— START OF PROVIDED MATERIAL —

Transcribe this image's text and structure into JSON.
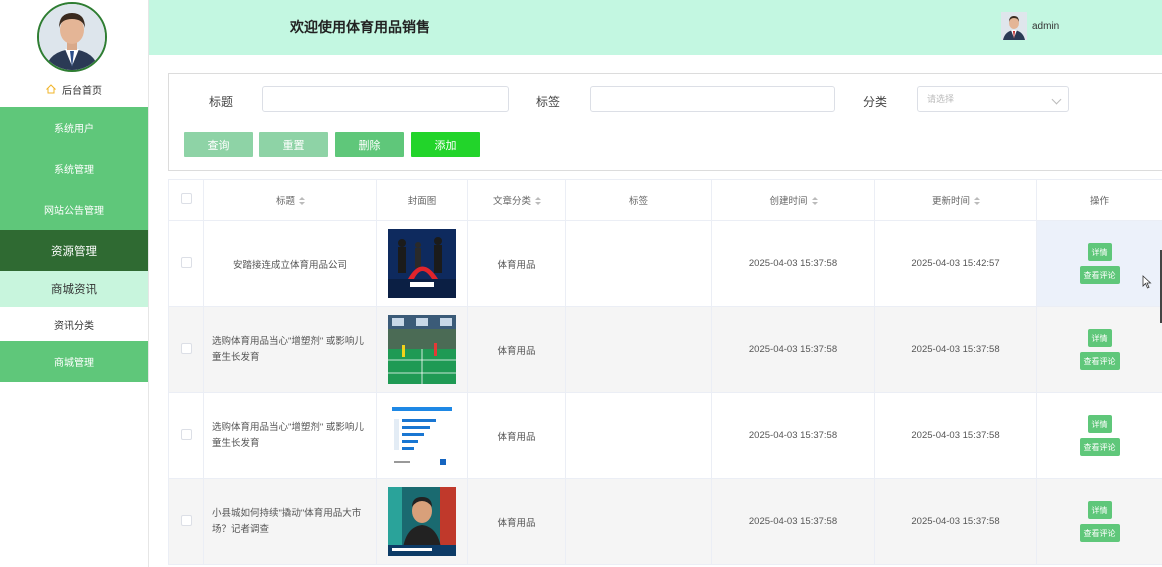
{
  "header": {
    "title": "欢迎使用体育用品销售",
    "username": "admin"
  },
  "sidebar": {
    "home": "后台首页",
    "items": [
      {
        "label": "系统用户",
        "state": "normal"
      },
      {
        "label": "系统管理",
        "state": "normal"
      },
      {
        "label": "网站公告管理",
        "state": "normal"
      },
      {
        "label": "资源管理",
        "state": "expanded"
      },
      {
        "label": "商城资讯",
        "state": "active"
      },
      {
        "label": "资讯分类",
        "state": "sub"
      },
      {
        "label": "商城管理",
        "state": "normal"
      }
    ]
  },
  "search": {
    "title_label": "标题",
    "tag_label": "标签",
    "category_label": "分类",
    "category_placeholder": "请选择",
    "buttons": {
      "query": "查询",
      "reset": "重置",
      "delete": "删除",
      "add": "添加"
    }
  },
  "table": {
    "headers": [
      "标题",
      "封面图",
      "文章分类",
      "标签",
      "创建时间",
      "更新时间",
      "操作"
    ],
    "rows": [
      {
        "title": "安踏接连成立体育用品公司",
        "category": "体育用品",
        "tag": "",
        "created": "2025-04-03 15:37:58",
        "updated": "2025-04-03 15:42:57"
      },
      {
        "title": "选购体育用品当心\"增塑剂\" 或影响儿童生长发育",
        "category": "体育用品",
        "tag": "",
        "created": "2025-04-03 15:37:58",
        "updated": "2025-04-03 15:37:58"
      },
      {
        "title": "选购体育用品当心\"增塑剂\" 或影响儿童生长发育",
        "category": "体育用品",
        "tag": "",
        "created": "2025-04-03 15:37:58",
        "updated": "2025-04-03 15:37:58"
      },
      {
        "title": "小县城如何持续\"撬动\"体育用品大市场？记者调查",
        "category": "体育用品",
        "tag": "",
        "created": "2025-04-03 15:37:58",
        "updated": "2025-04-03 15:37:58"
      }
    ],
    "actions": {
      "detail": "详情",
      "comments": "查看评论"
    }
  },
  "colors": {
    "header_bg": "#c3f7e1",
    "menu_green": "#5fc77a",
    "menu_dark": "#2f6a32",
    "menu_active": "#c8f5dd",
    "btn_query": "#8ed3a6",
    "btn_add": "#22d42a"
  },
  "icons": [
    "home-icon",
    "chevron-down-icon",
    "sort-icon",
    "mouse-cursor-icon"
  ]
}
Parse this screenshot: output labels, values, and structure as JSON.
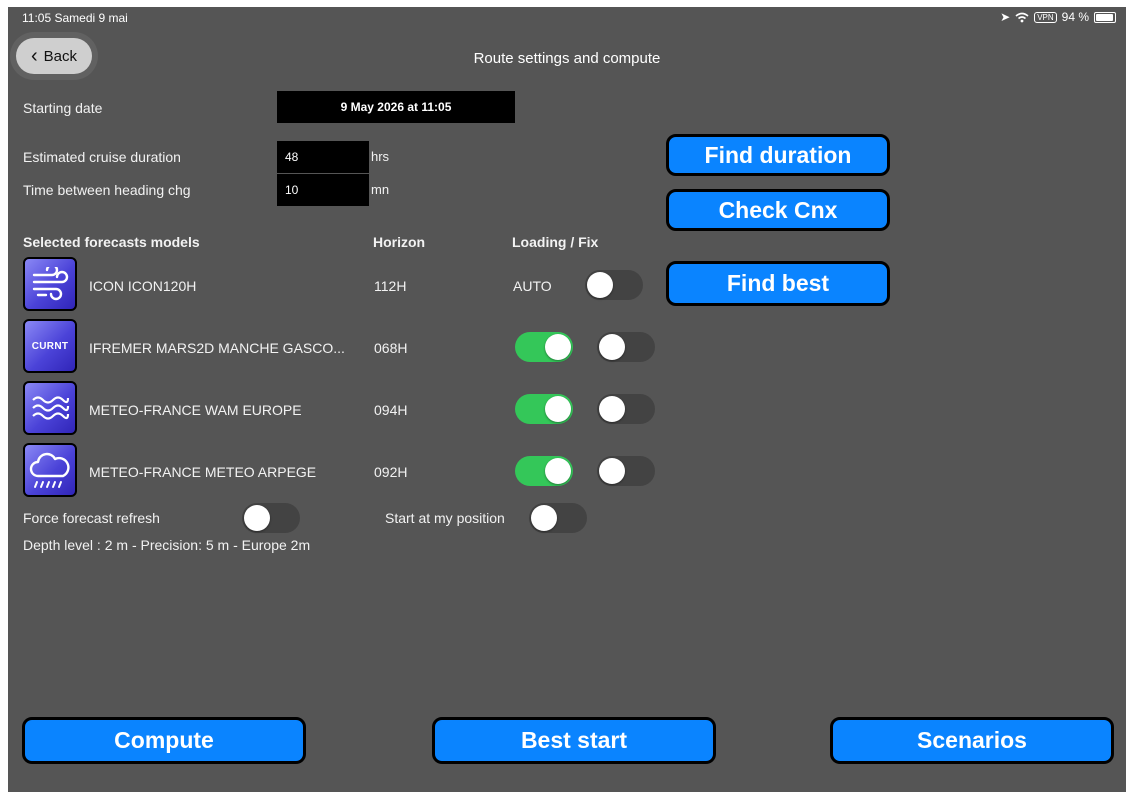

— END OF PROVIDED MATERIAL —

GIVEN PROBLEM:
Return all of the data exactly as written, and drop the pictures.

SOLUTION FOR THIS PROBLEM:
Transcribe this image's text and structure into JSON.
{
  "header": {
    "title": "欢迎使用体育用品销售",
    "username": "admin"
  },
  "sidebar": {
    "home": "后台首页",
    "items": [
      {
        "label": "系统用户",
        "state": "normal"
      },
      {
        "label": "系统管理",
        "state": "normal"
      },
      {
        "label": "网站公告管理",
        "state": "normal"
      },
      {
        "label": "资源管理",
        "state": "expanded"
      },
      {
        "label": "商城资讯",
        "state": "active"
      },
      {
        "label": "资讯分类",
        "state": "sub"
      },
      {
        "label": "商城管理",
        "state": "normal"
      }
    ]
  },
  "search": {
    "title_label": "标题",
    "tag_label": "标签",
    "category_label": "分类",
    "category_placeholder": "请选择",
    "buttons": {
      "query": "查询",
      "reset": "重置",
      "delete": "删除",
      "add": "添加"
    }
  },
  "table": {
    "headers": [
      "标题",
      "封面图",
      "文章分类",
      "标签",
      "创建时间",
      "更新时间",
      "操作"
    ],
    "rows": [
      {
        "title": "安踏接连成立体育用品公司",
        "category": "体育用品",
        "tag": "",
        "created": "2025-04-03 15:37:58",
        "updated": "2025-04-03 15:42:57"
      },
      {
        "title": "选购体育用品当心\"增塑剂\" 或影响儿童生长发育",
        "category": "体育用品",
        "tag": "",
        "created": "2025-04-03 15:37:58",
        "updated": "2025-04-03 15:37:58"
      },
      {
        "title": "选购体育用品当心\"增塑剂\" 或影响儿童生长发育",
        "category": "体育用品",
        "tag": "",
        "created": "2025-04-03 15:37:58",
        "updated": "2025-04-03 15:37:58"
      },
      {
        "title": "小县城如何持续\"撬动\"体育用品大市场？记者调查",
        "category": "体育用品",
        "tag": "",
        "created": "2025-04-03 15:37:58",
        "updated": "2025-04-03 15:37:58"
      }
    ],
    "actions": {
      "detail": "详情",
      "comments": "查看评论"
    }
  },
  "colors": {
    "header_bg": "#c3f7e1",
    "menu_green": "#5fc77a",
    "menu_dark": "#2f6a32",
    "menu_active": "#c8f5dd",
    "btn_query": "#8ed3a6",
    "btn_add": "#22d42a"
  },
  "icons": [
    "home-icon",
    "chevron-down-icon",
    "sort-icon",
    "mouse-cursor-icon"
  ]
}
Parse this screenshot: output labels, values, and structure as JSON.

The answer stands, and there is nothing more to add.